◆ **Given task**: Reproduce verbatim the lines of the material below, starting at its first line and ending at the line containing "legend-entry: DP-SGD10 [828, 252, 1058, 283]", with both of those lines included.

◆ **Information given**:
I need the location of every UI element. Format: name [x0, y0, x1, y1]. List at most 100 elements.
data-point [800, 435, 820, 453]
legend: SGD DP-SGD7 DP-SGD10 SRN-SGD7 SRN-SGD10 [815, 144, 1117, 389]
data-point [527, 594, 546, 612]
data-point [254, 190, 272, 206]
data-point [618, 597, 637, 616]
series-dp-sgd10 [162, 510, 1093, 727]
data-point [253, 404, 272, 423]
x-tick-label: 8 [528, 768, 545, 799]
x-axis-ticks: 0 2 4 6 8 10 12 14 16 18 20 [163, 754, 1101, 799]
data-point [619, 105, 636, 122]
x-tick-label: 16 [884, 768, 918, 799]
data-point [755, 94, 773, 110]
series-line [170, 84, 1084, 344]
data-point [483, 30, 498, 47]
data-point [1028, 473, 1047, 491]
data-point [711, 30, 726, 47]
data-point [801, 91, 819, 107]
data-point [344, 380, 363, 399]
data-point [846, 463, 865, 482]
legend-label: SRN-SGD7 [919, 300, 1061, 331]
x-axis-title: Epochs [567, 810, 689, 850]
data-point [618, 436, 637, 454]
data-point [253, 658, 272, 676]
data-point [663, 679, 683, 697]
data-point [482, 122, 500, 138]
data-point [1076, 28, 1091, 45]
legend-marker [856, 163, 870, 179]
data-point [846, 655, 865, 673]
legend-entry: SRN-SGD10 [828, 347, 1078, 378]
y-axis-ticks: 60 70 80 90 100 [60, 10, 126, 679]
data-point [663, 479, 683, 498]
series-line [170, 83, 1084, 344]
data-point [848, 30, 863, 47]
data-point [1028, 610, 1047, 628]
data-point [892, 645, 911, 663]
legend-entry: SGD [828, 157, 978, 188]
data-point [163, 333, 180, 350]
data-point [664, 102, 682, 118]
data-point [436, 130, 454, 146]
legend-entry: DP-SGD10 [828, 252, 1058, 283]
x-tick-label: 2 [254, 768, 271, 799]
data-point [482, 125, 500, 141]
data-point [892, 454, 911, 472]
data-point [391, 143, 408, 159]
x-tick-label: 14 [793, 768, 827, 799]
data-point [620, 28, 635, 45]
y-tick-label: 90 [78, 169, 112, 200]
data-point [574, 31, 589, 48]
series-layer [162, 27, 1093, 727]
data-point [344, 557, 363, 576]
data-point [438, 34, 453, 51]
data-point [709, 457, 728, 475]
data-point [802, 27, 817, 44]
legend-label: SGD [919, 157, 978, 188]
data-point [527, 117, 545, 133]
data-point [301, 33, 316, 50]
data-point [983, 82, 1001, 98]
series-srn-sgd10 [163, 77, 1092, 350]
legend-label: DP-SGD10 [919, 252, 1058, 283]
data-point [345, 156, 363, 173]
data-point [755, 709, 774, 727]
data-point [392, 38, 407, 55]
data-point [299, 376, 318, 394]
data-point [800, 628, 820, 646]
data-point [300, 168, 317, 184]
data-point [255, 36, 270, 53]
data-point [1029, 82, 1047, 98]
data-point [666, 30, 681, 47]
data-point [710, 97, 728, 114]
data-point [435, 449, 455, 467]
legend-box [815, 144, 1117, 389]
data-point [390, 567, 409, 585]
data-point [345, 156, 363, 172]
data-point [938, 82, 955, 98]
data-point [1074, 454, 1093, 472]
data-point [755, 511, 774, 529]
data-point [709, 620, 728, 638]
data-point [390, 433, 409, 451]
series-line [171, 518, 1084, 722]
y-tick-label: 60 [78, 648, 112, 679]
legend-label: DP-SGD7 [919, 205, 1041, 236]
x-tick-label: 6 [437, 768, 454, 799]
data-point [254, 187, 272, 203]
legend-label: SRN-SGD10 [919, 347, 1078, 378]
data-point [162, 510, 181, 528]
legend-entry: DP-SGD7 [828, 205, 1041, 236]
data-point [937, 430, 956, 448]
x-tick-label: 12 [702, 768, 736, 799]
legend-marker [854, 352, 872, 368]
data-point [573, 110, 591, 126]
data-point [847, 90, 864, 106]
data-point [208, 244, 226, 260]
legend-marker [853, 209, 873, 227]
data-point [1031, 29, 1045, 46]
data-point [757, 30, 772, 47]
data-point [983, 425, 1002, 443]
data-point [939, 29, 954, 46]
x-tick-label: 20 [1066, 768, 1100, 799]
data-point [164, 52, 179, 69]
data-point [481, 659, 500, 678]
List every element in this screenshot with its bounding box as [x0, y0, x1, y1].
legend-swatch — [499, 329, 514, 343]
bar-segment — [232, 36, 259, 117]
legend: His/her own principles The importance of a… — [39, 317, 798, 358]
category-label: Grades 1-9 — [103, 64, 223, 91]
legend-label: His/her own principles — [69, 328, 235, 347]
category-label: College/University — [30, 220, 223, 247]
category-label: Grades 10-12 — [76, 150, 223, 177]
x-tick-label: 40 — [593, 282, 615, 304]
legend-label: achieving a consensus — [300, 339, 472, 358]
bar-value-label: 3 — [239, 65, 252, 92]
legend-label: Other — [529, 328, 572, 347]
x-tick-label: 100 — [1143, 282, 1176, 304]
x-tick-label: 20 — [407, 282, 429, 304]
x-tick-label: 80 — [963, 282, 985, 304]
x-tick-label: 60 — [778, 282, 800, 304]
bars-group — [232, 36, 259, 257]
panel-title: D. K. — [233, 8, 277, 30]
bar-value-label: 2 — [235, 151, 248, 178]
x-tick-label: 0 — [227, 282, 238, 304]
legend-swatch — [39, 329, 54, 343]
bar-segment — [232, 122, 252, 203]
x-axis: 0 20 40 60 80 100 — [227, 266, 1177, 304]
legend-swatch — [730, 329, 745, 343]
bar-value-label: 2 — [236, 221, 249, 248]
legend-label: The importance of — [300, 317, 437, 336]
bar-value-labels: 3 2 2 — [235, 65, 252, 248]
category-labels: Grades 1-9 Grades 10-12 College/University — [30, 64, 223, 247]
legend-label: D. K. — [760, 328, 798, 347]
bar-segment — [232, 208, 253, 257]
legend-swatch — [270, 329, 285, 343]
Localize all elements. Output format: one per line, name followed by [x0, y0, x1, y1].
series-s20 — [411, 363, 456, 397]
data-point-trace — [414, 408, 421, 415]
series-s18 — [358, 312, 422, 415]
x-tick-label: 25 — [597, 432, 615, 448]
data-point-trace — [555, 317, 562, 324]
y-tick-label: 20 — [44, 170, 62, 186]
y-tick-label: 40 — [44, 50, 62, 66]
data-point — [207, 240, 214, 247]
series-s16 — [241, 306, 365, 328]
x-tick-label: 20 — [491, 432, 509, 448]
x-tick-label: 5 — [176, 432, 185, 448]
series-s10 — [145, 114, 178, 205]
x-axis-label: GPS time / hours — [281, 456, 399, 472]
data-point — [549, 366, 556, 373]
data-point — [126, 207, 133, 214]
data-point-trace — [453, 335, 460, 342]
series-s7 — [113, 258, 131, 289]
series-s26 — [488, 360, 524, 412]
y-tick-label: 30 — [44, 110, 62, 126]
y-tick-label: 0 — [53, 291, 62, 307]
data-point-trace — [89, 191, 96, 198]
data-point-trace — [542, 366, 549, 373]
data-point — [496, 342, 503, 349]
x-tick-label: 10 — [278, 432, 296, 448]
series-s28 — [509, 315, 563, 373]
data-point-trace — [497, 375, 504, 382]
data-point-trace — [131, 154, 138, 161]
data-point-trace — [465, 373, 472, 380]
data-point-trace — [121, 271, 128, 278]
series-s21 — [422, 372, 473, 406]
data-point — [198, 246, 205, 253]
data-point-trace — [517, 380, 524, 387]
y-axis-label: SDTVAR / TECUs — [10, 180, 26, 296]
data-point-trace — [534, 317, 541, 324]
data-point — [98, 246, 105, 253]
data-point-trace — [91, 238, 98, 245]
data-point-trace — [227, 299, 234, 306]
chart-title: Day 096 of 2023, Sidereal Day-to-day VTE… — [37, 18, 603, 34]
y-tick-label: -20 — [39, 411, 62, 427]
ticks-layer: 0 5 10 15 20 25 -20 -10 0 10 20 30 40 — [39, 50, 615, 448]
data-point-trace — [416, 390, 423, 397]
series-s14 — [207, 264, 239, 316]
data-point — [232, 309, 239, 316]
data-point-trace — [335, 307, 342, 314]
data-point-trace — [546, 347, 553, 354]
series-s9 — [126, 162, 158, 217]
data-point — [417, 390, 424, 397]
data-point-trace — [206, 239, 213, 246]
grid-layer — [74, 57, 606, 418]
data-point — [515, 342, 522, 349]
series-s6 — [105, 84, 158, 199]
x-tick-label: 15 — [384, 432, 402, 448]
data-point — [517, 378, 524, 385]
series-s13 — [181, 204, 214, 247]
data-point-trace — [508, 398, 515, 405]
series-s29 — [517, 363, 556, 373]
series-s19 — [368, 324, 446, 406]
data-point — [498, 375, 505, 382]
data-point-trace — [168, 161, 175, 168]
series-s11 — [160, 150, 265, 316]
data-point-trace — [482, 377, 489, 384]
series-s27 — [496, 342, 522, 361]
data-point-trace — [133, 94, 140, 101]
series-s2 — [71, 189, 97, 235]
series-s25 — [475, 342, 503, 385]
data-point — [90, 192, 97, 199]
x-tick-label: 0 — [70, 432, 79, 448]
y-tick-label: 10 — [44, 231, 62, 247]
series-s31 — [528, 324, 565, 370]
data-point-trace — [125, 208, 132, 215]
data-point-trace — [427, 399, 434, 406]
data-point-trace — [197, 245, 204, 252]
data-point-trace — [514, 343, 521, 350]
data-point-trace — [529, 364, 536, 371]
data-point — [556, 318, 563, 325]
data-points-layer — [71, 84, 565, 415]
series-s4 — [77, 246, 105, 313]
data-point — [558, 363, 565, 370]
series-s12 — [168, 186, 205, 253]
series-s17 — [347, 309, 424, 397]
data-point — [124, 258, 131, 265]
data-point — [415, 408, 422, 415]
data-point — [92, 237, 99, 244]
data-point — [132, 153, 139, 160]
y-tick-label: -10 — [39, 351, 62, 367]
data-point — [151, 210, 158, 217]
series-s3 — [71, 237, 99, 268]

◆ **Expected output**:
I need the location of every UI element. Format: name [x0, y0, x1, y1]. List at most 100 elements.
data-point [800, 435, 820, 453]
legend: SGD DP-SGD7 DP-SGD10 SRN-SGD7 SRN-SGD10 [815, 144, 1117, 389]
data-point [527, 594, 546, 612]
data-point [254, 190, 272, 206]
data-point [618, 597, 637, 616]
series-dp-sgd10 [162, 510, 1093, 727]
data-point [253, 404, 272, 423]
x-tick-label: 8 [528, 768, 545, 799]
x-axis-ticks: 0 2 4 6 8 10 12 14 16 18 20 [163, 754, 1101, 799]
data-point [619, 105, 636, 122]
x-tick-label: 16 [884, 768, 918, 799]
data-point [755, 94, 773, 110]
series-line [170, 84, 1084, 344]
data-point [483, 30, 498, 47]
data-point [1028, 473, 1047, 491]
data-point [711, 30, 726, 47]
data-point [801, 91, 819, 107]
data-point [344, 380, 363, 399]
data-point [846, 463, 865, 482]
legend-label: SRN-SGD7 [919, 300, 1061, 331]
x-axis-title: Epochs [567, 810, 689, 850]
data-point [618, 436, 637, 454]
data-point [253, 658, 272, 676]
data-point [663, 679, 683, 697]
data-point [482, 122, 500, 138]
data-point [1076, 28, 1091, 45]
legend-marker [856, 163, 870, 179]
data-point [846, 655, 865, 673]
legend-entry: SRN-SGD10 [828, 347, 1078, 378]
y-axis-ticks: 60 70 80 90 100 [60, 10, 126, 679]
data-point [663, 479, 683, 498]
series-line [170, 83, 1084, 344]
data-point [848, 30, 863, 47]
data-point [1028, 610, 1047, 628]
data-point [892, 645, 911, 663]
legend-entry: SGD [828, 157, 978, 188]
data-point [163, 333, 180, 350]
data-point [664, 102, 682, 118]
data-point [436, 130, 454, 146]
legend-entry: DP-SGD10 [828, 252, 1058, 283]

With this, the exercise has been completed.